Data items
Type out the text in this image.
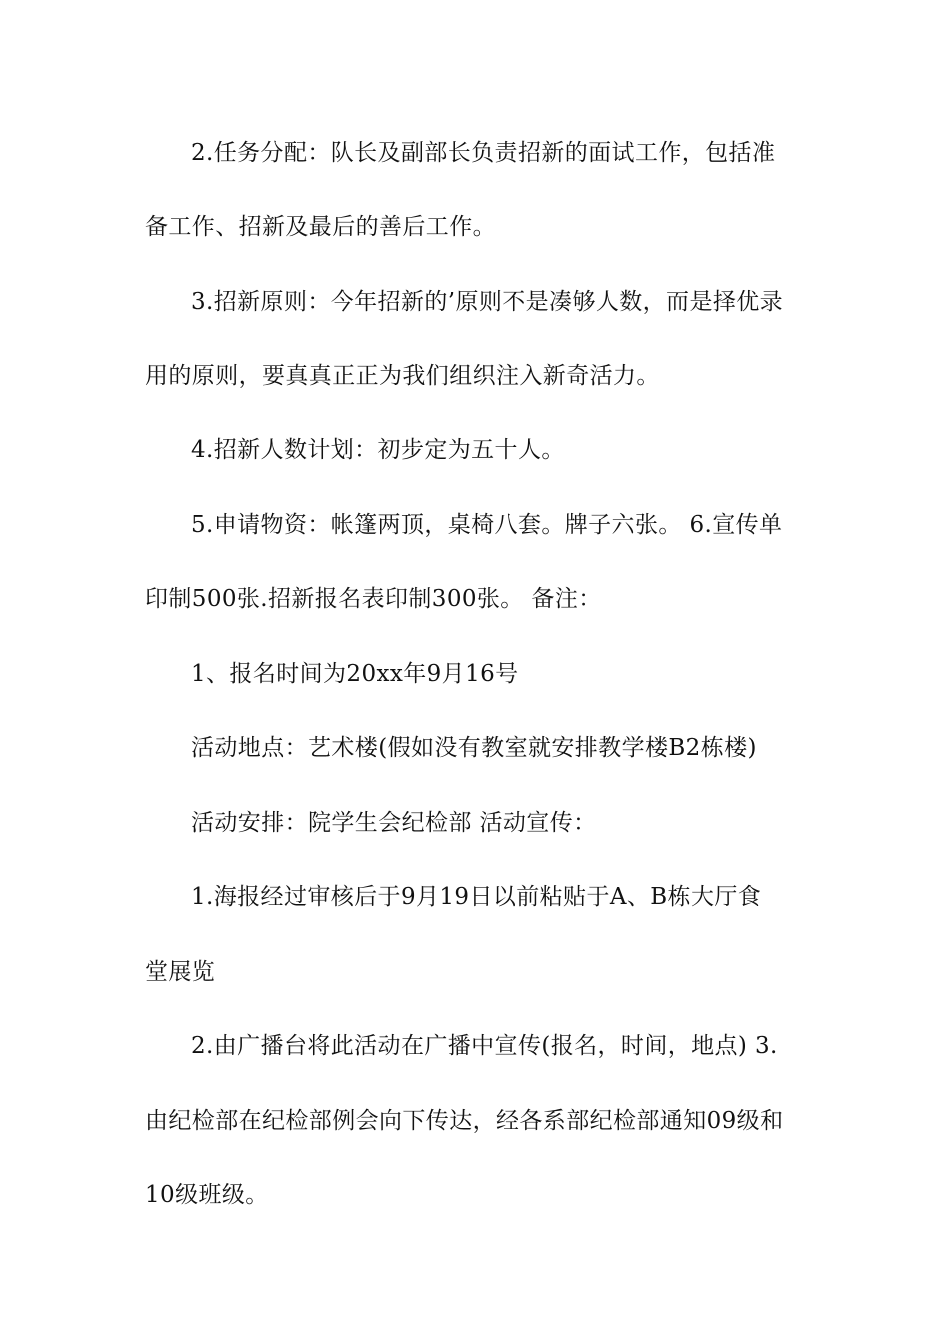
2.任务分配：队长及副部长负责招新的面试工作，包括准
备工作、招新及最后的善后工作。
3.招新原则：今年招新的’原则不是凑够人数，而是择优录
用的原则，要真真正正为我们组织注入新奇活力。
4.招新人数计划：初步定为五十人。
5.申请物资：帐篷两顶，桌椅八套。牌子六张。 6.宣传单
印制500张.招新报名表印制300张。 备注：
1、报名时间为20xx年9月16号
活动地点：艺术楼(假如没有教室就安排教学楼B2栋楼)
活动安排：院学生会纪检部 活动宣传：
1.海报经过审核后于9月19日以前粘贴于A、B栋大厅食
堂展览
2.由广播台将此活动在广播中宣传(报名，时间，地点) 3.
由纪检部在纪检部例会向下传达，经各系部纪检部通知09级和
10级班级。
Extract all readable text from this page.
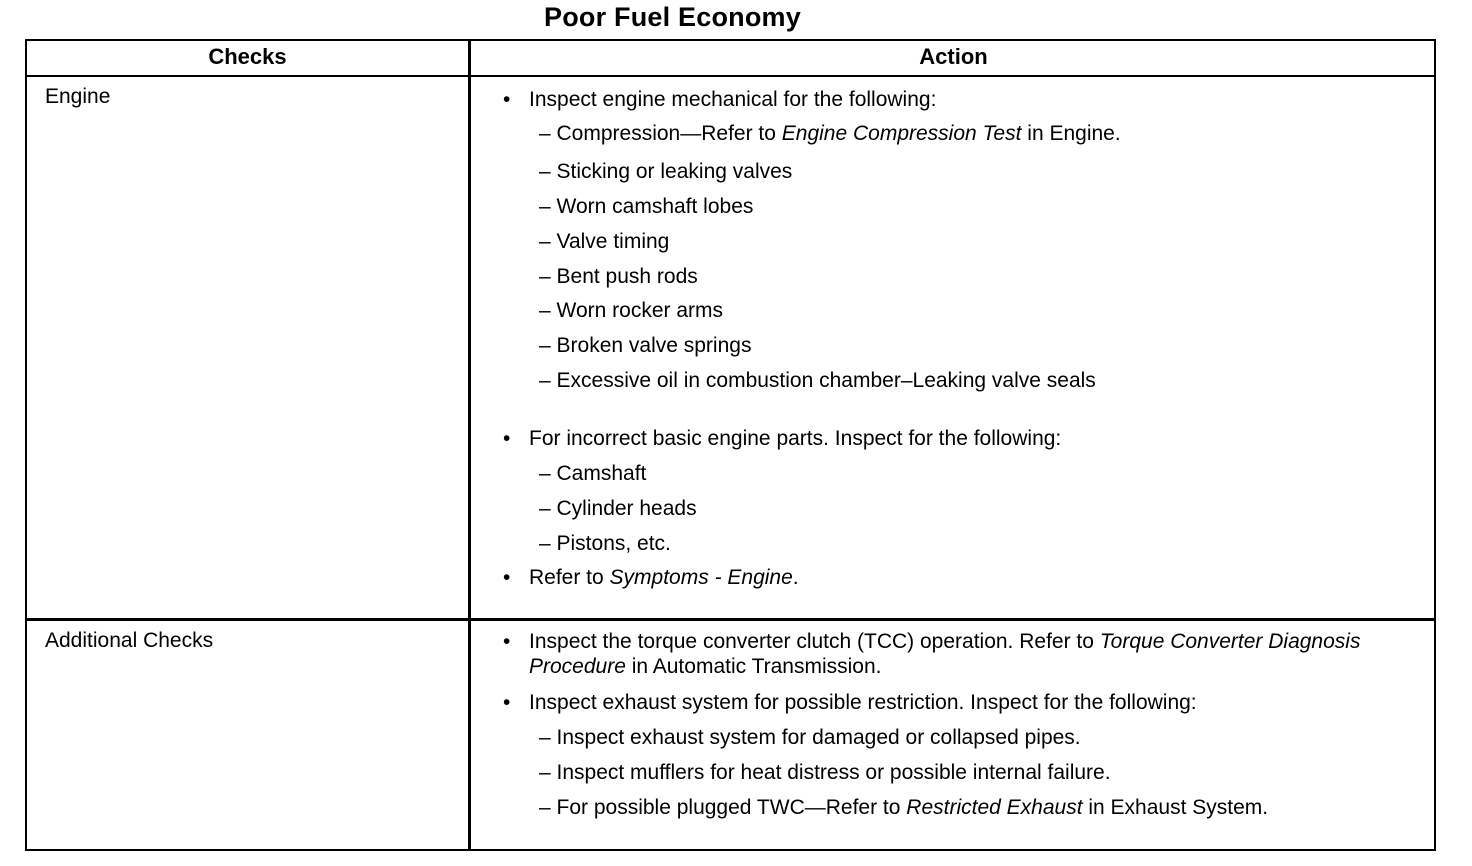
Poor Fuel Economy
Checks	Action
Engine	• Inspect engine mechanical for the following:
– Compression—Refer to Engine Compression Test in Engine.
– Sticking or leaking valves
– Worn camshaft lobes
– Valve timing
– Bent push rods
– Worn rocker arms
– Broken valve springs
– Excessive oil in combustion chamber–Leaking valve seals
• For incorrect basic engine parts. Inspect for the following:
– Camshaft
– Cylinder heads
– Pistons, etc.
• Refer to Symptoms - Engine.
Additional Checks	• Inspect the torque converter clutch (TCC) operation. Refer to Torque Converter Diagnosis Procedure in Automatic Transmission.
• Inspect exhaust system for possible restriction. Inspect for the following:
– Inspect exhaust system for damaged or collapsed pipes.
– Inspect mufflers for heat distress or possible internal failure.
– For possible plugged TWC—Refer to Restricted Exhaust in Exhaust System.
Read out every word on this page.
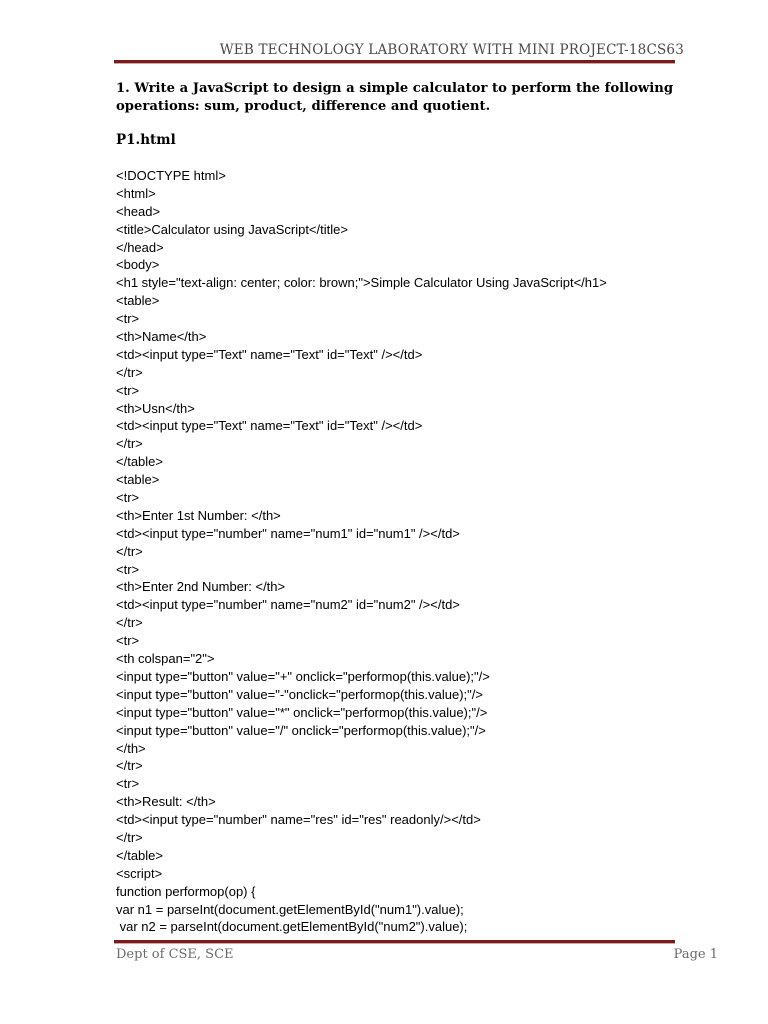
WEB TECHNOLOGY LABORATORY WITH MINI PROJECT-18CS63
1. Write a JavaScript to design a simple calculator to perform the following
operations: sum, product, difference and quotient.
P1.html
<!DOCTYPE html>
<html>
<head>
<title>Calculator using JavaScript</title>
</head>
<body>
<h1 style="text-align: center; color: brown;">Simple Calculator Using JavaScript</h1>
<table>
<tr>
<th>Name</th>
<td><input type="Text" name="Text" id="Text" /></td>
</tr>
<tr>
<th>Usn</th>
<td><input type="Text" name="Text" id="Text" /></td>
</tr>
</table>
<table>
<tr>
<th>Enter 1st Number: </th>
<td><input type="number" name="num1" id="num1" /></td>
</tr>
<tr>
<th>Enter 2nd Number: </th>
<td><input type="number" name="num2" id="num2" /></td>
</tr>
<tr>
<th colspan="2">
<input type="button" value="+" onclick="performop(this.value);"/>
<input type="button" value="-"onclick="performop(this.value);"/>
<input type="button" value="*" onclick="performop(this.value);"/>
<input type="button" value="/" onclick="performop(this.value);"/>
</th>
</tr>
<tr>
<th>Result: </th>
<td><input type="number" name="res" id="res" readonly/></td>
</tr>
</table>
<script>
function performop(op) {
var n1 = parseInt(document.getElementById("num1").value);
var n2 = parseInt(document.getElementById("num2").value);
Dept of CSE, SCE	Page 1
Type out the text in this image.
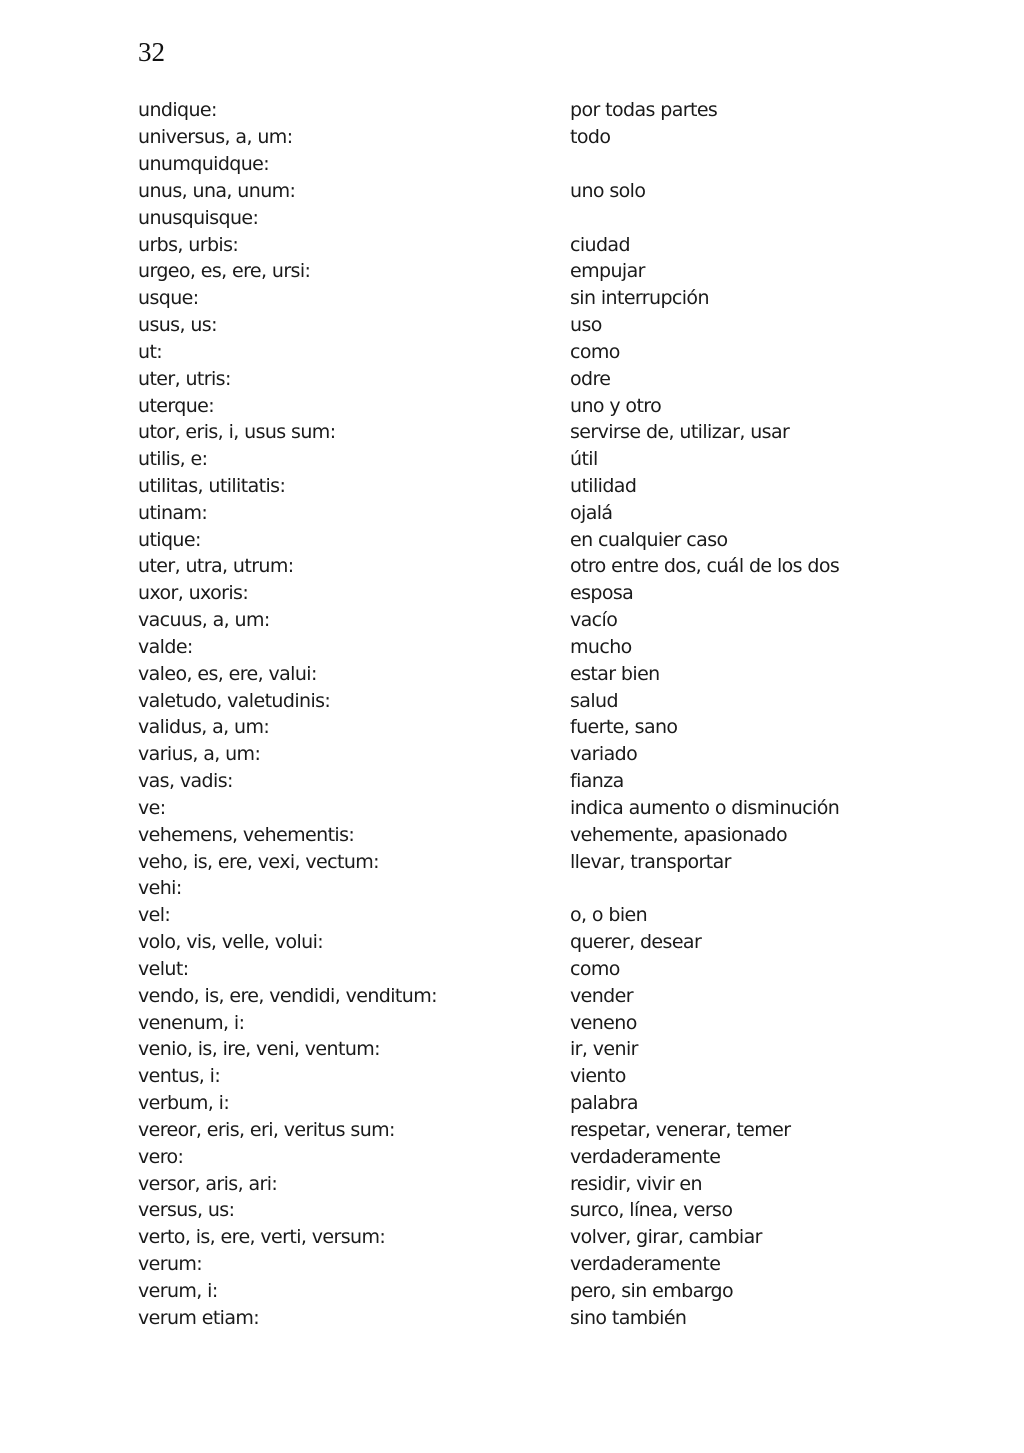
32
undique:	por todas partes
universus, a, um:	todo
unumquidque:
unus, una, unum:	uno solo
unusquisque:
urbs, urbis:	ciudad
urgeo, es, ere, ursi:	empujar
usque:	sin interrupción
usus, us:	uso
ut:	como
uter, utris:	odre
uterque:	uno y otro
utor, eris, i, usus sum:	servirse de, utilizar, usar
utilis, e:	útil
utilitas, utilitatis:	utilidad
utinam:	ojalá
utique:	en cualquier caso
uter, utra, utrum:	otro entre dos, cuál de los dos
uxor, uxoris:	esposa
vacuus, a, um:	vacío
valde:	mucho
valeo, es, ere, valui:	estar bien
valetudo, valetudinis:	salud
validus, a, um:	fuerte, sano
varius, a, um:	variado
vas, vadis:	fianza
ve:	indica aumento o disminución
vehemens, vehementis:	vehemente, apasionado
veho, is, ere, vexi, vectum:	llevar, transportar
vehi:
vel:	o, o bien
volo, vis, velle, volui:	querer, desear
velut:	como
vendo, is, ere, vendidi, venditum:	vender
venenum, i:	veneno
venio, is, ire, veni, ventum:	ir, venir
ventus, i:	viento
verbum, i:	palabra
vereor, eris, eri, veritus sum:	respetar, venerar, temer
vero:	verdaderamente
versor, aris, ari:	residir, vivir en
versus, us:	surco, línea, verso
verto, is, ere, verti, versum:	volver, girar, cambiar
verum:	verdaderamente
verum, i:	pero, sin embargo
verum etiam:	sino también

• WHAT YOU NEED TO DO:
Do not include images; quote all of the entries above exactly.

• EXERCISE ANSWER:
Type out the text in this image.
2.任务分配：队长及副部长负责招新的面试工作，包括准
备工作、招新及最后的善后工作。
3.招新原则：今年招新的’原则不是凑够人数，而是择优录
用的原则，要真真正正为我们组织注入新奇活力。
4.招新人数计划：初步定为五十人。
5.申请物资：帐篷两顶，桌椅八套。牌子六张。 6.宣传单
印制500张.招新报名表印制300张。 备注：
1、报名时间为20xx年9月16号
活动地点：艺术楼(假如没有教室就安排教学楼B2栋楼)
活动安排：院学生会纪检部 活动宣传：
1.海报经过审核后于9月19日以前粘贴于A、B栋大厅食
堂展览
2.由广播台将此活动在广播中宣传(报名，时间，地点) 3.
由纪检部在纪检部例会向下传达，经各系部纪检部通知09级和
10级班级。
Extract all readable text from this page.
Poor Fuel Economy
Checks	Action
Engine	• Inspect engine mechanical for the following:
– Compression—Refer to Engine Compression Test in Engine.
– Sticking or leaking valves
– Worn camshaft lobes
– Valve timing
– Bent push rods
– Worn rocker arms
– Broken valve springs
– Excessive oil in combustion chamber–Leaking valve seals
• For incorrect basic engine parts. Inspect for the following:
– Camshaft
– Cylinder heads
– Pistons, etc.
• Refer to Symptoms - Engine.
Additional Checks	• Inspect the torque converter clutch (TCC) operation. Refer to Torque Converter Diagnosis Procedure in Automatic Transmission.
• Inspect exhaust system for possible restriction. Inspect for the following:
– Inspect exhaust system for damaged or collapsed pipes.
– Inspect mufflers for heat distress or possible internal failure.
– For possible plugged TWC—Refer to Restricted Exhaust in Exhaust System.
Read out every word on this page.
WEB TECHNOLOGY LABORATORY WITH MINI PROJECT-18CS63
1. Write a JavaScript to design a simple calculator to perform the following
operations: sum, product, difference and quotient.
P1.html
<!DOCTYPE html>
<html>
<head>
<title>Calculator using JavaScript</title>
</head>
<body>
<h1 style="text-align: center; color: brown;">Simple Calculator Using JavaScript</h1>
<table>
<tr>
<th>Name</th>
<td><input type="Text" name="Text" id="Text" /></td>
</tr>
<tr>
<th>Usn</th>
<td><input type="Text" name="Text" id="Text" /></td>
</tr>
</table>
<table>
<tr>
<th>Enter 1st Number: </th>
<td><input type="number" name="num1" id="num1" /></td>
</tr>
<tr>
<th>Enter 2nd Number: </th>
<td><input type="number" name="num2" id="num2" /></td>
</tr>
<tr>
<th colspan="2">
<input type="button" value="+" onclick="performop(this.value);"/>
<input type="button" value="-"onclick="performop(this.value);"/>
<input type="button" value="*" onclick="performop(this.value);"/>
<input type="button" value="/" onclick="performop(this.value);"/>
</th>
</tr>
<tr>
<th>Result: </th>
<td><input type="number" name="res" id="res" readonly/></td>
</tr>
</table>
<script>
function performop(op) {
var n1 = parseInt(document.getElementById("num1").value);
var n2 = parseInt(document.getElementById("num2").value);
Dept of CSE, SCE	Page 1
Type out the text in this image.
32
undique:	por todas partes
universus, a, um:	todo
unumquidque:
unus, una, unum:	uno solo
unusquisque:
urbs, urbis:	ciudad
urgeo, es, ere, ursi:	empujar
usque:	sin interrupción
usus, us:	uso
ut:	como
uter, utris:	odre
uterque:	uno y otro
utor, eris, i, usus sum:	servirse de, utilizar, usar
utilis, e:	útil
utilitas, utilitatis:	utilidad
utinam:	ojalá
utique:	en cualquier caso
uter, utra, utrum:	otro entre dos, cuál de los dos
uxor, uxoris:	esposa
vacuus, a, um:	vacío
valde:	mucho
valeo, es, ere, valui:	estar bien
valetudo, valetudinis:	salud
validus, a, um:	fuerte, sano
varius, a, um:	variado
vas, vadis:	fianza
ve:	indica aumento o disminución
vehemens, vehementis:	vehemente, apasionado
veho, is, ere, vexi, vectum:	llevar, transportar
vehi:
vel:	o, o bien
volo, vis, velle, volui:	querer, desear
velut:	como
vendo, is, ere, vendidi, venditum:	vender
venenum, i:	veneno
venio, is, ire, veni, ventum:	ir, venir
ventus, i:	viento
verbum, i:	palabra
vereor, eris, eri, veritus sum:	respetar, venerar, temer
vero:	verdaderamente
versor, aris, ari:	residir, vivir en
versus, us:	surco, línea, verso
verto, is, ere, verti, versum:	volver, girar, cambiar
verum:	verdaderamente
verum, i:	pero, sin embargo
verum etiam:	sino también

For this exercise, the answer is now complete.